====== Exercise materials

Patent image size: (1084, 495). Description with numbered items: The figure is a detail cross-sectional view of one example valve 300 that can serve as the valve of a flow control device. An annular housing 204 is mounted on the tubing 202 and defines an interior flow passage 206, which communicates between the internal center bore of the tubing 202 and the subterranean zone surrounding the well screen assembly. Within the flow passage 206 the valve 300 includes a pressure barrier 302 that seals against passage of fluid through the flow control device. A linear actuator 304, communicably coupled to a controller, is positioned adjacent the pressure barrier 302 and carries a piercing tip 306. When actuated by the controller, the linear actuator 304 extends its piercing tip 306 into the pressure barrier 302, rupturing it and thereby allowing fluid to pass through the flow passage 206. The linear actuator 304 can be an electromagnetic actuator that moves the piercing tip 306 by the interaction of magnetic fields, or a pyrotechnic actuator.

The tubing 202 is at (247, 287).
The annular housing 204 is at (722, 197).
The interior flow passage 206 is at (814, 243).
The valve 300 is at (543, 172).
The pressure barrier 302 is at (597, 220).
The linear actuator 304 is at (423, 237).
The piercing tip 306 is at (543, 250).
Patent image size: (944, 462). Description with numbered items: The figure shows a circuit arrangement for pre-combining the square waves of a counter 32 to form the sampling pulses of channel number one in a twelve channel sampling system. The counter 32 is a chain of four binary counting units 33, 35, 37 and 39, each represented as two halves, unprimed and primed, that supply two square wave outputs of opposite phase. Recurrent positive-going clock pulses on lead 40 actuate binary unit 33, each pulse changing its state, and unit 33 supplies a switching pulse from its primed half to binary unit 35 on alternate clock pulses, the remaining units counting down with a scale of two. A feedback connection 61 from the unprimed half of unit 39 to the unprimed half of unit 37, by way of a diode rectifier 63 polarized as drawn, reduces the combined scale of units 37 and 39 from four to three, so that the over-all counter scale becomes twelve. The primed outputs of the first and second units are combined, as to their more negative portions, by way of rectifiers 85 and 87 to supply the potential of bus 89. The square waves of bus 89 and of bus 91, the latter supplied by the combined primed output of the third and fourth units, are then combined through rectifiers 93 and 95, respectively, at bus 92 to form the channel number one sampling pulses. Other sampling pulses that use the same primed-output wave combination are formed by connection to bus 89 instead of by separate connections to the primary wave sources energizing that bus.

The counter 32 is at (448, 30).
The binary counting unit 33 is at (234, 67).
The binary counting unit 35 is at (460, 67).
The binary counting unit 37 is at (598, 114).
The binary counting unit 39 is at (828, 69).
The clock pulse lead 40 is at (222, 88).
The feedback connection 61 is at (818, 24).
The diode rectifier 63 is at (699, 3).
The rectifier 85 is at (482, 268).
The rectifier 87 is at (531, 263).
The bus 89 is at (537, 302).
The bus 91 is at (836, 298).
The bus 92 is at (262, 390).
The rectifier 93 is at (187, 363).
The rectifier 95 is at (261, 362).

============

Exercise goal
Please rewrite the data above as a two-column CSV with the header description,locations. Give one row for each description, with its text in the first field and its location lines in the second. Wrap every field in double quotes and replace line breaks with spaces.

Answer to this exercise
description,locations
"Patent image size: (1084, 495). Description with numbered items: The figure is a detail cross-sectional view of one example valve 300 that can serve as the valve of a flow control device. An annular housing 204 is mounted on the tubing 202 and defines an interior flow passage 206, which communicates between the internal center bore of the tubing 202 and the subterranean zone surrounding the well screen assembly. Within the flow passage 206 the valve 300 includes a pressure barrier 302 that seals against passage of fluid through the flow control device. A linear actuator 304, communicably coupled to a controller, is positioned adjacent the pressure barrier 302 and carries a piercing tip 306. When actuated by the controller, the linear actuator 304 extends its piercing tip 306 into the pressure barrier 302, rupturing it and thereby allowing fluid to pass through the flow passage 206. The linear actuator 304 can be an electromagnetic actuator that moves the piercing tip 306 by the interaction of magnetic fields, or a pyrotechnic actuator.","The tubing 202 is at (247, 287). The annular housing 204 is at (722, 197). The interior flow passage 206 is at (814, 243). The valve 300 is at (543, 172). The pressure barrier 302 is at (597, 220). The linear actuator 304 is at (423, 237). The piercing tip 306 is at (543, 250)."
"Patent image size: (944, 462). Description with numbered items: The figure shows a circuit arrangement for pre-combining the square waves of a counter 32 to form the sampling pulses of channel number one in a twelve channel sampling system. The counter 32 is a chain of four binary counting units 33, 35, 37 and 39, each represented as two halves, unprimed and primed, that supply two square wave outputs of opposite phase. Recurrent positive-going clock pulses on lead 40 actuate binary unit 33, each pulse changing its state, and unit 33 supplies a switching pulse from its primed half to binary unit 35 on alternate clock pulses, the remaining units counting down with a scale of two. A feedback connection 61 from the unprimed half of unit 39 to the unprimed half of unit 37, by way of a diode rectifier 63 polarized as drawn, reduces the combined scale of units 37 and 39 from four to three, so that the over-all counter scale becomes twelve. The primed outputs of the first and second units are combined, as to their more negative portions, by way of rectifiers 85 and 87 to supply the potential of bus 89. The square waves of bus 89 and of bus 91, the latter supplied by the combined primed output of the third and fourth units, are then combined through rectifiers 93 and 95, respectively, at bus 92 to form the channel number one sampling pulses. Other sampling pulses that use the same primed-output wave combination are formed by connection to bus 89 instead of by separate connections to the primary wave sources energizing that bus.","The counter 32 is at (448, 30). The binary counting unit 33 is at (234, 67). The binary counting unit 35 is at (460, 67). The binary counting unit 37 is at (598, 114). The binary counting unit 39 is at (828, 69). The clock pulse lead 40 is at (222, 88). The feedback connection 61 is at (818, 24). The diode rectifier 63 is at (699, 3). The rectifier 85 is at (482, 268). The rectifier 87 is at (531, 263). The bus 89 is at (537, 302). The bus 91 is at (836, 298). The bus 92 is at (262, 390). The rectifier 93 is at (187, 363). The rectifier 95 is at (261, 362)."